==== Records for the task

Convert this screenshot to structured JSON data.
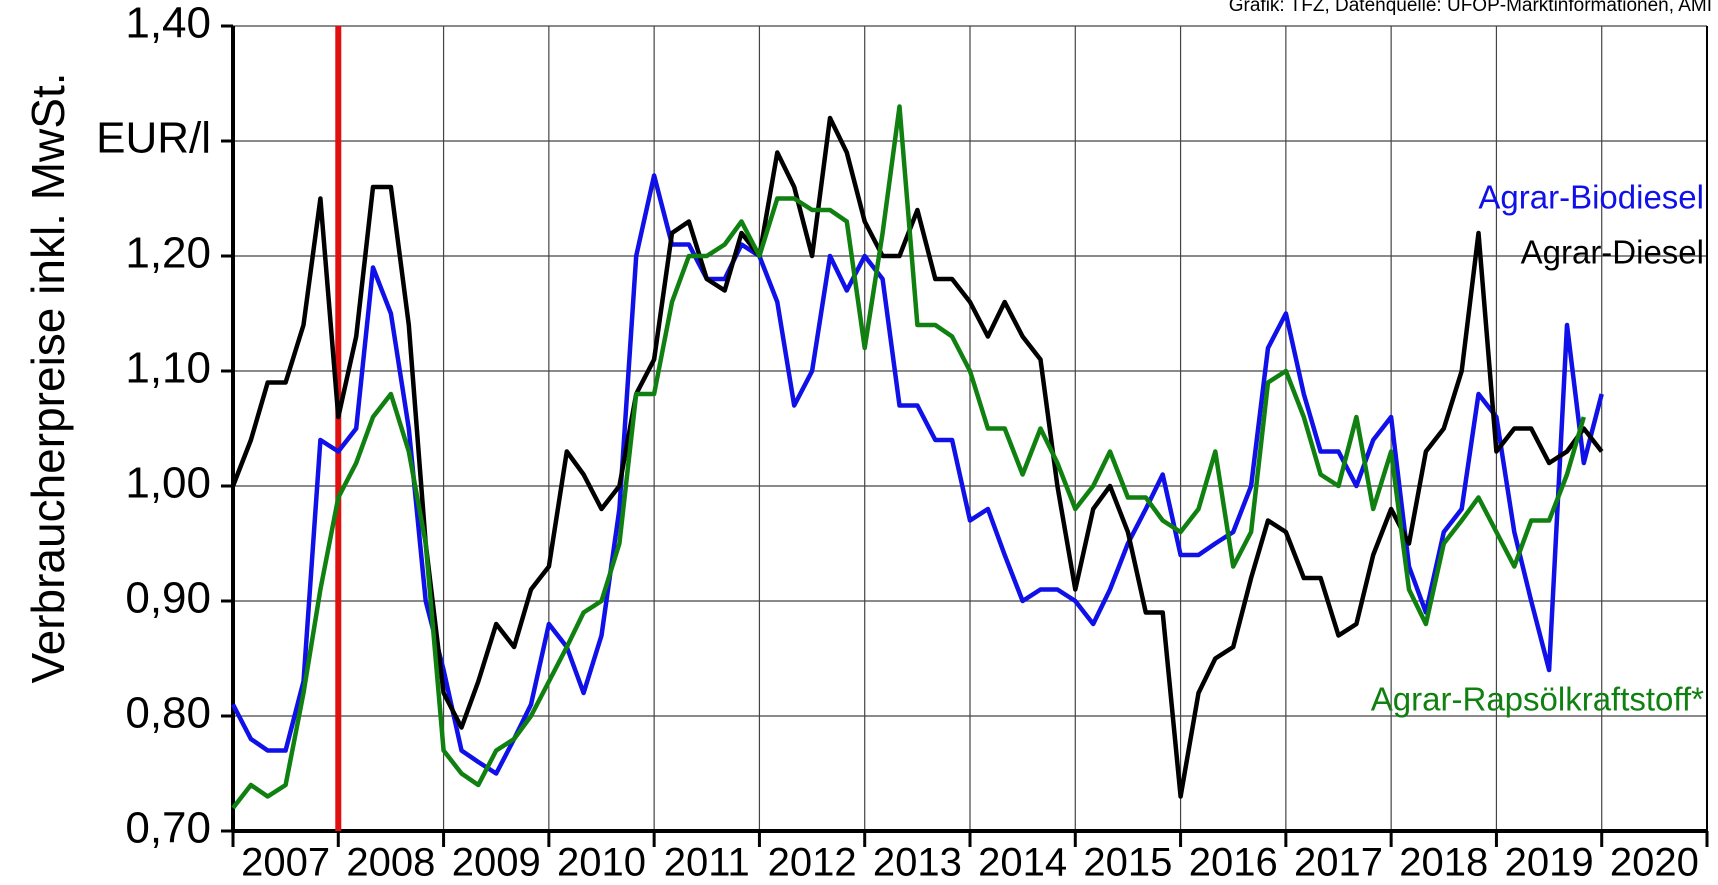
{
  "chart_data": {
    "type": "line",
    "source": "Grafik: TFZ,  Datenquelle: UFOP-Marktinformationen, AMI",
    "y_label": "Verbraucherpreise inkl. MwSt.",
    "xlim": [
      2007,
      2021
    ],
    "xticks": [
      2007,
      2008,
      2009,
      2010,
      2011,
      2012,
      2013,
      2014,
      2015,
      2016,
      2017,
      2018,
      2019,
      2020,
      2021
    ],
    "categories": [
      "2007",
      "2008",
      "2009",
      "2010",
      "2011",
      "2012",
      "2013",
      "2014",
      "2015",
      "2016",
      "2017",
      "2018",
      "2019",
      "2020"
    ],
    "ylim": [
      0.7,
      1.4
    ],
    "yticks": [
      {
        "value": 0.7,
        "label": "0,70"
      },
      {
        "value": 0.8,
        "label": "0,80"
      },
      {
        "value": 0.9,
        "label": "0,90"
      },
      {
        "value": 1.0,
        "label": "1,00"
      },
      {
        "value": 1.1,
        "label": "1,10"
      },
      {
        "value": 1.2,
        "label": "1,20"
      },
      {
        "value": 1.3,
        "label": "EUR/l"
      },
      {
        "value": 1.4,
        "label": "1,40"
      }
    ],
    "grid": true,
    "vline": {
      "value": 2008,
      "color": "#e01010"
    },
    "x": [
      2007.0,
      2007.17,
      2007.33,
      2007.5,
      2007.67,
      2007.83,
      2008.0,
      2008.17,
      2008.33,
      2008.5,
      2008.67,
      2008.83,
      2009.0,
      2009.17,
      2009.33,
      2009.5,
      2009.67,
      2009.83,
      2010.0,
      2010.17,
      2010.33,
      2010.5,
      2010.67,
      2010.83,
      2011.0,
      2011.17,
      2011.33,
      2011.5,
      2011.67,
      2011.83,
      2012.0,
      2012.17,
      2012.33,
      2012.5,
      2012.67,
      2012.83,
      2013.0,
      2013.17,
      2013.33,
      2013.5,
      2013.67,
      2013.83,
      2014.0,
      2014.17,
      2014.33,
      2014.5,
      2014.67,
      2014.83,
      2015.0,
      2015.17,
      2015.33,
      2015.5,
      2015.67,
      2015.83,
      2016.0,
      2016.17,
      2016.33,
      2016.5,
      2016.67,
      2016.83,
      2017.0,
      2017.17,
      2017.33,
      2017.5,
      2017.67,
      2017.83,
      2018.0,
      2018.17,
      2018.33,
      2018.5,
      2018.67,
      2018.83,
      2019.0,
      2019.17,
      2019.33,
      2019.5,
      2019.67,
      2019.83,
      2020.0
    ],
    "series": [
      {
        "name": "Agrar-Biodiesel",
        "color": "#1010e8",
        "values": [
          0.81,
          0.78,
          0.77,
          0.77,
          0.83,
          1.04,
          1.03,
          1.05,
          1.19,
          1.15,
          1.05,
          0.9,
          0.84,
          0.77,
          0.76,
          0.75,
          0.78,
          0.81,
          0.88,
          0.86,
          0.82,
          0.87,
          0.98,
          1.2,
          1.27,
          1.21,
          1.21,
          1.18,
          1.18,
          1.21,
          1.2,
          1.16,
          1.07,
          1.1,
          1.2,
          1.17,
          1.2,
          1.18,
          1.07,
          1.07,
          1.04,
          1.04,
          0.97,
          0.98,
          0.94,
          0.9,
          0.91,
          0.91,
          0.9,
          0.88,
          0.91,
          0.95,
          0.98,
          1.01,
          0.94,
          0.94,
          0.95,
          0.96,
          1.0,
          1.12,
          1.15,
          1.08,
          1.03,
          1.03,
          1.0,
          1.04,
          1.06,
          0.93,
          0.89,
          0.96,
          0.98,
          1.08,
          1.06,
          0.96,
          0.9,
          0.84,
          1.14,
          1.02,
          1.08
        ]
      },
      {
        "name": "Agrar-Diesel",
        "color": "#000000",
        "values": [
          1.0,
          1.04,
          1.09,
          1.09,
          1.14,
          1.25,
          1.06,
          1.13,
          1.26,
          1.26,
          1.14,
          0.95,
          0.82,
          0.79,
          0.83,
          0.88,
          0.86,
          0.91,
          0.93,
          1.03,
          1.01,
          0.98,
          1.0,
          1.08,
          1.11,
          1.22,
          1.23,
          1.18,
          1.17,
          1.22,
          1.2,
          1.29,
          1.26,
          1.2,
          1.32,
          1.29,
          1.23,
          1.2,
          1.2,
          1.24,
          1.18,
          1.18,
          1.16,
          1.13,
          1.16,
          1.13,
          1.11,
          1.0,
          0.91,
          0.98,
          1.0,
          0.96,
          0.89,
          0.89,
          0.73,
          0.82,
          0.85,
          0.86,
          0.92,
          0.97,
          0.96,
          0.92,
          0.92,
          0.87,
          0.88,
          0.94,
          0.98,
          0.95,
          1.03,
          1.05,
          1.1,
          1.22,
          1.03,
          1.05,
          1.05,
          1.02,
          1.03,
          1.05,
          1.03
        ]
      },
      {
        "name": "Agrar-Rapsölkraftstoff*",
        "color": "#108010",
        "values": [
          0.72,
          0.74,
          0.73,
          0.74,
          0.82,
          0.91,
          0.99,
          1.02,
          1.06,
          1.08,
          1.03,
          0.95,
          0.77,
          0.75,
          0.74,
          0.77,
          0.78,
          0.8,
          0.83,
          0.86,
          0.89,
          0.9,
          0.95,
          1.08,
          1.08,
          1.16,
          1.2,
          1.2,
          1.21,
          1.23,
          1.2,
          1.25,
          1.25,
          1.24,
          1.24,
          1.23,
          1.12,
          1.22,
          1.33,
          1.14,
          1.14,
          1.13,
          1.1,
          1.05,
          1.05,
          1.01,
          1.05,
          1.02,
          0.98,
          1.0,
          1.03,
          0.99,
          0.99,
          0.97,
          0.96,
          0.98,
          1.03,
          0.93,
          0.96,
          1.09,
          1.1,
          1.06,
          1.01,
          1.0,
          1.06,
          0.98,
          1.03,
          0.91,
          0.88,
          0.95,
          0.97,
          0.99,
          0.96,
          0.93,
          0.97,
          0.97,
          1.01,
          1.06,
          null
        ]
      }
    ]
  }
}
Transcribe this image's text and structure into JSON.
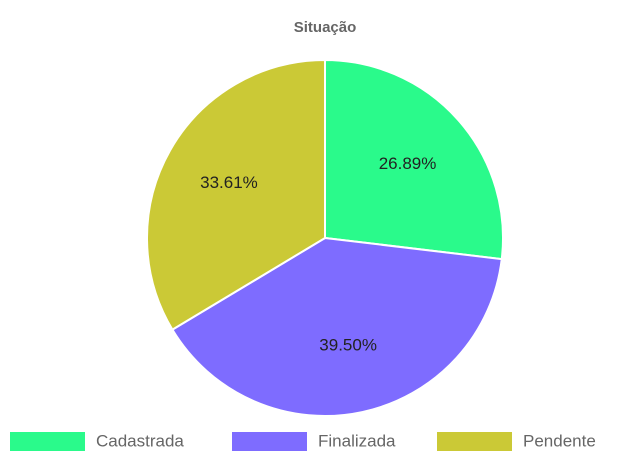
{
  "chart_data": {
    "type": "pie",
    "title": "Situação",
    "categories": [
      "Cadastrada",
      "Finalizada",
      "Pendente"
    ],
    "values": [
      26.89,
      39.5,
      33.61
    ],
    "value_labels": [
      "26.89%",
      "39.50%",
      "33.61%"
    ],
    "colors": [
      "#2afa8b",
      "#7e6cff",
      "#cbc936"
    ],
    "legend": "bottom"
  }
}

========

■ What is expected ■
Without the pictures, write out all of the material exactly.

■ The result ■
Convert this screenshot to structured JSON data.
{
  "chart_data": {
    "type": "line",
    "source": "Grafik: TFZ,  Datenquelle: UFOP-Marktinformationen, AMI",
    "y_label": "Verbraucherpreise inkl. MwSt.",
    "xlim": [
      2007,
      2021
    ],
    "xticks": [
      2007,
      2008,
      2009,
      2010,
      2011,
      2012,
      2013,
      2014,
      2015,
      2016,
      2017,
      2018,
      2019,
      2020,
      2021
    ],
    "categories": [
      "2007",
      "2008",
      "2009",
      "2010",
      "2011",
      "2012",
      "2013",
      "2014",
      "2015",
      "2016",
      "2017",
      "2018",
      "2019",
      "2020"
    ],
    "ylim": [
      0.7,
      1.4
    ],
    "yticks": [
      {
        "value": 0.7,
        "label": "0,70"
      },
      {
        "value": 0.8,
        "label": "0,80"
      },
      {
        "value": 0.9,
        "label": "0,90"
      },
      {
        "value": 1.0,
        "label": "1,00"
      },
      {
        "value": 1.1,
        "label": "1,10"
      },
      {
        "value": 1.2,
        "label": "1,20"
      },
      {
        "value": 1.3,
        "label": "EUR/l"
      },
      {
        "value": 1.4,
        "label": "1,40"
      }
    ],
    "grid": true,
    "vline": {
      "value": 2008,
      "color": "#e01010"
    },
    "x": [
      2007.0,
      2007.17,
      2007.33,
      2007.5,
      2007.67,
      2007.83,
      2008.0,
      2008.17,
      2008.33,
      2008.5,
      2008.67,
      2008.83,
      2009.0,
      2009.17,
      2009.33,
      2009.5,
      2009.67,
      2009.83,
      2010.0,
      2010.17,
      2010.33,
      2010.5,
      2010.67,
      2010.83,
      2011.0,
      2011.17,
      2011.33,
      2011.5,
      2011.67,
      2011.83,
      2012.0,
      2012.17,
      2012.33,
      2012.5,
      2012.67,
      2012.83,
      2013.0,
      2013.17,
      2013.33,
      2013.5,
      2013.67,
      2013.83,
      2014.0,
      2014.17,
      2014.33,
      2014.5,
      2014.67,
      2014.83,
      2015.0,
      2015.17,
      2015.33,
      2015.5,
      2015.67,
      2015.83,
      2016.0,
      2016.17,
      2016.33,
      2016.5,
      2016.67,
      2016.83,
      2017.0,
      2017.17,
      2017.33,
      2017.5,
      2017.67,
      2017.83,
      2018.0,
      2018.17,
      2018.33,
      2018.5,
      2018.67,
      2018.83,
      2019.0,
      2019.17,
      2019.33,
      2019.5,
      2019.67,
      2019.83,
      2020.0
    ],
    "series": [
      {
        "name": "Agrar-Biodiesel",
        "color": "#1010e8",
        "values": [
          0.81,
          0.78,
          0.77,
          0.77,
          0.83,
          1.04,
          1.03,
          1.05,
          1.19,
          1.15,
          1.05,
          0.9,
          0.84,
          0.77,
          0.76,
          0.75,
          0.78,
          0.81,
          0.88,
          0.86,
          0.82,
          0.87,
          0.98,
          1.2,
          1.27,
          1.21,
          1.21,
          1.18,
          1.18,
          1.21,
          1.2,
          1.16,
          1.07,
          1.1,
          1.2,
          1.17,
          1.2,
          1.18,
          1.07,
          1.07,
          1.04,
          1.04,
          0.97,
          0.98,
          0.94,
          0.9,
          0.91,
          0.91,
          0.9,
          0.88,
          0.91,
          0.95,
          0.98,
          1.01,
          0.94,
          0.94,
          0.95,
          0.96,
          1.0,
          1.12,
          1.15,
          1.08,
          1.03,
          1.03,
          1.0,
          1.04,
          1.06,
          0.93,
          0.89,
          0.96,
          0.98,
          1.08,
          1.06,
          0.96,
          0.9,
          0.84,
          1.14,
          1.02,
          1.08
        ]
      },
      {
        "name": "Agrar-Diesel",
        "color": "#000000",
        "values": [
          1.0,
          1.04,
          1.09,
          1.09,
          1.14,
          1.25,
          1.06,
          1.13,
          1.26,
          1.26,
          1.14,
          0.95,
          0.82,
          0.79,
          0.83,
          0.88,
          0.86,
          0.91,
          0.93,
          1.03,
          1.01,
          0.98,
          1.0,
          1.08,
          1.11,
          1.22,
          1.23,
          1.18,
          1.17,
          1.22,
          1.2,
          1.29,
          1.26,
          1.2,
          1.32,
          1.29,
          1.23,
          1.2,
          1.2,
          1.24,
          1.18,
          1.18,
          1.16,
          1.13,
          1.16,
          1.13,
          1.11,
          1.0,
          0.91,
          0.98,
          1.0,
          0.96,
          0.89,
          0.89,
          0.73,
          0.82,
          0.85,
          0.86,
          0.92,
          0.97,
          0.96,
          0.92,
          0.92,
          0.87,
          0.88,
          0.94,
          0.98,
          0.95,
          1.03,
          1.05,
          1.1,
          1.22,
          1.03,
          1.05,
          1.05,
          1.02,
          1.03,
          1.05,
          1.03
        ]
      },
      {
        "name": "Agrar-Rapsölkraftstoff*",
        "color": "#108010",
        "values": [
          0.72,
          0.74,
          0.73,
          0.74,
          0.82,
          0.91,
          0.99,
          1.02,
          1.06,
          1.08,
          1.03,
          0.95,
          0.77,
          0.75,
          0.74,
          0.77,
          0.78,
          0.8,
          0.83,
          0.86,
          0.89,
          0.9,
          0.95,
          1.08,
          1.08,
          1.16,
          1.2,
          1.2,
          1.21,
          1.23,
          1.2,
          1.25,
          1.25,
          1.24,
          1.24,
          1.23,
          1.12,
          1.22,
          1.33,
          1.14,
          1.14,
          1.13,
          1.1,
          1.05,
          1.05,
          1.01,
          1.05,
          1.02,
          0.98,
          1.0,
          1.03,
          0.99,
          0.99,
          0.97,
          0.96,
          0.98,
          1.03,
          0.93,
          0.96,
          1.09,
          1.1,
          1.06,
          1.01,
          1.0,
          1.06,
          0.98,
          1.03,
          0.91,
          0.88,
          0.95,
          0.97,
          0.99,
          0.96,
          0.93,
          0.97,
          0.97,
          1.01,
          1.06,
          null
        ]
      }
    ]
  }
}
Transcribe this image's text and structure into JSON.
{
  "chart_data": {
    "type": "pie",
    "title": "Situação",
    "categories": [
      "Cadastrada",
      "Finalizada",
      "Pendente"
    ],
    "values": [
      26.89,
      39.5,
      33.61
    ],
    "value_labels": [
      "26.89%",
      "39.50%",
      "33.61%"
    ],
    "colors": [
      "#2afa8b",
      "#7e6cff",
      "#cbc936"
    ],
    "legend": "bottom"
  }
}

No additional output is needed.